## CHALLENGE
Could you print all the entries exactly?

Data entries for graphics:
• • • • •
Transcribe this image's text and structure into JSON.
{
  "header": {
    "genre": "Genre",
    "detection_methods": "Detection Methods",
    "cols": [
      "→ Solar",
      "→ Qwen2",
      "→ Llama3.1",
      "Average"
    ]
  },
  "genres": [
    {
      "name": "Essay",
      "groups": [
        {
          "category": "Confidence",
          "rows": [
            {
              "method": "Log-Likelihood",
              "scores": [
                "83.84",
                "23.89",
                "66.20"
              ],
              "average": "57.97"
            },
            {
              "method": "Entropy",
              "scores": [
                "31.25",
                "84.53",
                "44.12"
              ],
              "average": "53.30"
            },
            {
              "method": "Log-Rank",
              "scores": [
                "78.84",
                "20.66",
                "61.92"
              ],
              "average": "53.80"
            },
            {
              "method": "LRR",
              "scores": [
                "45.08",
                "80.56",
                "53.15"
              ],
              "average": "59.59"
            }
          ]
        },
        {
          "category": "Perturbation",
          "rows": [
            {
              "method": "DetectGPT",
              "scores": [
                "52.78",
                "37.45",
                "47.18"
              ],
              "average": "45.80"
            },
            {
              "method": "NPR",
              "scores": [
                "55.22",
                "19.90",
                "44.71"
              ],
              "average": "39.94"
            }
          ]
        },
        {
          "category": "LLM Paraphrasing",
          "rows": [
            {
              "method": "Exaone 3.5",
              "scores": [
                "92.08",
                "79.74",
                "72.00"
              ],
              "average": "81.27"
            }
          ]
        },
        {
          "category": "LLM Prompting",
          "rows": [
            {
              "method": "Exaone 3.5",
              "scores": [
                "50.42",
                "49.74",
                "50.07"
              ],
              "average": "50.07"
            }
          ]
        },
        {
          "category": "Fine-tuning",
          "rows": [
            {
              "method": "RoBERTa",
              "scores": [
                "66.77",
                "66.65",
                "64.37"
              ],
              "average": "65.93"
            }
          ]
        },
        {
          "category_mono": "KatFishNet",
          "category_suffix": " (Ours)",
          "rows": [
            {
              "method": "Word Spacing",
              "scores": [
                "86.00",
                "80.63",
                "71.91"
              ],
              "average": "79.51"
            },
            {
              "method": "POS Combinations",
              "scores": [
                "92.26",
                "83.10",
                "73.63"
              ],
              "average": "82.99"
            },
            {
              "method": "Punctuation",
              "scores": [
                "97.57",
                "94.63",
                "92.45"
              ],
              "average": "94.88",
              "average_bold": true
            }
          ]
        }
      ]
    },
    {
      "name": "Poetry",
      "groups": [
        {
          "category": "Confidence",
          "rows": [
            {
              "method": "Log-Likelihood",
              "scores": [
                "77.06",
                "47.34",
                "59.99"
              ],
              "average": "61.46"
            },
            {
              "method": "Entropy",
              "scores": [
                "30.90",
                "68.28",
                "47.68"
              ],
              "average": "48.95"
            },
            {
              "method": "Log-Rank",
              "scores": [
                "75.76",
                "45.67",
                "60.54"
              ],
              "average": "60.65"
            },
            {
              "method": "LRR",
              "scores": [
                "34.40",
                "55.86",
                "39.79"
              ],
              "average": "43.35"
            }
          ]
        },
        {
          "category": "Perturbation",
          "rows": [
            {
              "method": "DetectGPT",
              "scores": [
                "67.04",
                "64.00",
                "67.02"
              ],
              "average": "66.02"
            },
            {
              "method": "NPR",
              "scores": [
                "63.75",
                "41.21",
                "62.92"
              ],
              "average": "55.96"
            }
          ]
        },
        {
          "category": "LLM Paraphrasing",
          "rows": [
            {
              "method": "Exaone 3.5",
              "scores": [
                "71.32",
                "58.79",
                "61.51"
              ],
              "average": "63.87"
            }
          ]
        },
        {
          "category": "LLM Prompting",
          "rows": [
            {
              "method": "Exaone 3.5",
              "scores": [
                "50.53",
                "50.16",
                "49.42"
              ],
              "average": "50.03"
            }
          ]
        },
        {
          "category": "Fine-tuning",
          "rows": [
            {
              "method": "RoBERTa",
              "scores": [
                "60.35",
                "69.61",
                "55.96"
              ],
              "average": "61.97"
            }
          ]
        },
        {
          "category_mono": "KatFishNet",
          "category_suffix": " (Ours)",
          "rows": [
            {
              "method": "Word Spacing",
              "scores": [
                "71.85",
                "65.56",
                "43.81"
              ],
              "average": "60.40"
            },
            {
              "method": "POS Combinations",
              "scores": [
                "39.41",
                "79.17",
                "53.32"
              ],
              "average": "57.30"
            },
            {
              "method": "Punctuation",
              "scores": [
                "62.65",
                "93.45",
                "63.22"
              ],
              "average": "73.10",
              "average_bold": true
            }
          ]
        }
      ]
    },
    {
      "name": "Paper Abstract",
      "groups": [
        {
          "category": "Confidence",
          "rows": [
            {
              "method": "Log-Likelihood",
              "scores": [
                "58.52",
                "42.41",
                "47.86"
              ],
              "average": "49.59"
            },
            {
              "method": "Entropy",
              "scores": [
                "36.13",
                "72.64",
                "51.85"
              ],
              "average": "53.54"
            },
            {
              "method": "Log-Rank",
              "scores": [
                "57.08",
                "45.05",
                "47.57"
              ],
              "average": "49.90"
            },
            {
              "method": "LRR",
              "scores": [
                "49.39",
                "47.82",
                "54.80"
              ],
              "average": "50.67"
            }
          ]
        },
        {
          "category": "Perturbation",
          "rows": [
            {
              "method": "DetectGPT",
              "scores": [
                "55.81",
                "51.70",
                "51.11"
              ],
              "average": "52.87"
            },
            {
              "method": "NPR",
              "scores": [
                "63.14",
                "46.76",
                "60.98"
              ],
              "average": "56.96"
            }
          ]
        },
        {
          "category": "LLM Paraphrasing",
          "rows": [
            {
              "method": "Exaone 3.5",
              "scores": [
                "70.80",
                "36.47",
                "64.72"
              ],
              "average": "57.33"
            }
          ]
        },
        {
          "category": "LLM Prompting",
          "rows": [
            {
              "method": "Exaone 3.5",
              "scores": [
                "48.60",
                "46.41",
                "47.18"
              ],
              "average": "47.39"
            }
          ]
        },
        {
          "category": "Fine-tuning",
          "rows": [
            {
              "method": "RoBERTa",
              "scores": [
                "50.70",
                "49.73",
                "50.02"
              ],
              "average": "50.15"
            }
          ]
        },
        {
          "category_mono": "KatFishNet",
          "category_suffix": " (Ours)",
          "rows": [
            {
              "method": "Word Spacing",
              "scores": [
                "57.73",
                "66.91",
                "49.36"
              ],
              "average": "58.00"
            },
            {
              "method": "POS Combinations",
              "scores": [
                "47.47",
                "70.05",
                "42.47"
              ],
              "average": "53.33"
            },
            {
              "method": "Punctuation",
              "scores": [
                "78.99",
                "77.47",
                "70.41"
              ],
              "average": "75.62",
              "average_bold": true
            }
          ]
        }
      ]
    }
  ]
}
• • • • •
## FINAL ANSWER
Transcribe this image's text and structure into JSON.
{
  "header": {
    "genre": "Genre",
    "detection_methods": "Detection Methods",
    "cols": [
      "→ Solar",
      "→ Qwen2",
      "→ Llama3.1",
      "Average"
    ]
  },
  "genres": [
    {
      "name": "Essay",
      "groups": [
        {
          "category": "Confidence",
          "rows": [
            {
              "method": "Log-Likelihood",
              "scores": [
                "83.84",
                "23.89",
                "66.20"
              ],
              "average": "57.97"
            },
            {
              "method": "Entropy",
              "scores": [
                "31.25",
                "84.53",
                "44.12"
              ],
              "average": "53.30"
            },
            {
              "method": "Log-Rank",
              "scores": [
                "78.84",
                "20.66",
                "61.92"
              ],
              "average": "53.80"
            },
            {
              "method": "LRR",
              "scores": [
                "45.08",
                "80.56",
                "53.15"
              ],
              "average": "59.59"
            }
          ]
        },
        {
          "category": "Perturbation",
          "rows": [
            {
              "method": "DetectGPT",
              "scores": [
                "52.78",
                "37.45",
                "47.18"
              ],
              "average": "45.80"
            },
            {
              "method": "NPR",
              "scores": [
                "55.22",
                "19.90",
                "44.71"
              ],
              "average": "39.94"
            }
          ]
        },
        {
          "category": "LLM Paraphrasing",
          "rows": [
            {
              "method": "Exaone 3.5",
              "scores": [
                "92.08",
                "79.74",
                "72.00"
              ],
              "average": "81.27"
            }
          ]
        },
        {
          "category": "LLM Prompting",
          "rows": [
            {
              "method": "Exaone 3.5",
              "scores": [
                "50.42",
                "49.74",
                "50.07"
              ],
              "average": "50.07"
            }
          ]
        },
        {
          "category": "Fine-tuning",
          "rows": [
            {
              "method": "RoBERTa",
              "scores": [
                "66.77",
                "66.65",
                "64.37"
              ],
              "average": "65.93"
            }
          ]
        },
        {
          "category_mono": "KatFishNet",
          "category_suffix": " (Ours)",
          "rows": [
            {
              "method": "Word Spacing",
              "scores": [
                "86.00",
                "80.63",
                "71.91"
              ],
              "average": "79.51"
            },
            {
              "method": "POS Combinations",
              "scores": [
                "92.26",
                "83.10",
                "73.63"
              ],
              "average": "82.99"
            },
            {
              "method": "Punctuation",
              "scores": [
                "97.57",
                "94.63",
                "92.45"
              ],
              "average": "94.88",
              "average_bold": true
            }
          ]
        }
      ]
    },
    {
      "name": "Poetry",
      "groups": [
        {
          "category": "Confidence",
          "rows": [
            {
              "method": "Log-Likelihood",
              "scores": [
                "77.06",
                "47.34",
                "59.99"
              ],
              "average": "61.46"
            },
            {
              "method": "Entropy",
              "scores": [
                "30.90",
                "68.28",
                "47.68"
              ],
              "average": "48.95"
            },
            {
              "method": "Log-Rank",
              "scores": [
                "75.76",
                "45.67",
                "60.54"
              ],
              "average": "60.65"
            },
            {
              "method": "LRR",
              "scores": [
                "34.40",
                "55.86",
                "39.79"
              ],
              "average": "43.35"
            }
          ]
        },
        {
          "category": "Perturbation",
          "rows": [
            {
              "method": "DetectGPT",
              "scores": [
                "67.04",
                "64.00",
                "67.02"
              ],
              "average": "66.02"
            },
            {
              "method": "NPR",
              "scores": [
                "63.75",
                "41.21",
                "62.92"
              ],
              "average": "55.96"
            }
          ]
        },
        {
          "category": "LLM Paraphrasing",
          "rows": [
            {
              "method": "Exaone 3.5",
              "scores": [
                "71.32",
                "58.79",
                "61.51"
              ],
              "average": "63.87"
            }
          ]
        },
        {
          "category": "LLM Prompting",
          "rows": [
            {
              "method": "Exaone 3.5",
              "scores": [
                "50.53",
                "50.16",
                "49.42"
              ],
              "average": "50.03"
            }
          ]
        },
        {
          "category": "Fine-tuning",
          "rows": [
            {
              "method": "RoBERTa",
              "scores": [
                "60.35",
                "69.61",
                "55.96"
              ],
              "average": "61.97"
            }
          ]
        },
        {
          "category_mono": "KatFishNet",
          "category_suffix": " (Ours)",
          "rows": [
            {
              "method": "Word Spacing",
              "scores": [
                "71.85",
                "65.56",
                "43.81"
              ],
              "average": "60.40"
            },
            {
              "method": "POS Combinations",
              "scores": [
                "39.41",
                "79.17",
                "53.32"
              ],
              "average": "57.30"
            },
            {
              "method": "Punctuation",
              "scores": [
                "62.65",
                "93.45",
                "63.22"
              ],
              "average": "73.10",
              "average_bold": true
            }
          ]
        }
      ]
    },
    {
      "name": "Paper Abstract",
      "groups": [
        {
          "category": "Confidence",
          "rows": [
            {
              "method": "Log-Likelihood",
              "scores": [
                "58.52",
                "42.41",
                "47.86"
              ],
              "average": "49.59"
            },
            {
              "method": "Entropy",
              "scores": [
                "36.13",
                "72.64",
                "51.85"
              ],
              "average": "53.54"
            },
            {
              "method": "Log-Rank",
              "scores": [
                "57.08",
                "45.05",
                "47.57"
              ],
              "average": "49.90"
            },
            {
              "method": "LRR",
              "scores": [
                "49.39",
                "47.82",
                "54.80"
              ],
              "average": "50.67"
            }
          ]
        },
        {
          "category": "Perturbation",
          "rows": [
            {
              "method": "DetectGPT",
              "scores": [
                "55.81",
                "51.70",
                "51.11"
              ],
              "average": "52.87"
            },
            {
              "method": "NPR",
              "scores": [
                "63.14",
                "46.76",
                "60.98"
              ],
              "average": "56.96"
            }
          ]
        },
        {
          "category": "LLM Paraphrasing",
          "rows": [
            {
              "method": "Exaone 3.5",
              "scores": [
                "70.80",
                "36.47",
                "64.72"
              ],
              "average": "57.33"
            }
          ]
        },
        {
          "category": "LLM Prompting",
          "rows": [
            {
              "method": "Exaone 3.5",
              "scores": [
                "48.60",
                "46.41",
                "47.18"
              ],
              "average": "47.39"
            }
          ]
        },
        {
          "category": "Fine-tuning",
          "rows": [
            {
              "method": "RoBERTa",
              "scores": [
                "50.70",
                "49.73",
                "50.02"
              ],
              "average": "50.15"
            }
          ]
        },
        {
          "category_mono": "KatFishNet",
          "category_suffix": " (Ours)",
          "rows": [
            {
              "method": "Word Spacing",
              "scores": [
                "57.73",
                "66.91",
                "49.36"
              ],
              "average": "58.00"
            },
            {
              "method": "POS Combinations",
              "scores": [
                "47.47",
                "70.05",
                "42.47"
              ],
              "average": "53.33"
            },
            {
              "method": "Punctuation",
              "scores": [
                "78.99",
                "77.47",
                "70.41"
              ],
              "average": "75.62",
              "average_bold": true
            }
          ]
        }
      ]
    }
  ]
}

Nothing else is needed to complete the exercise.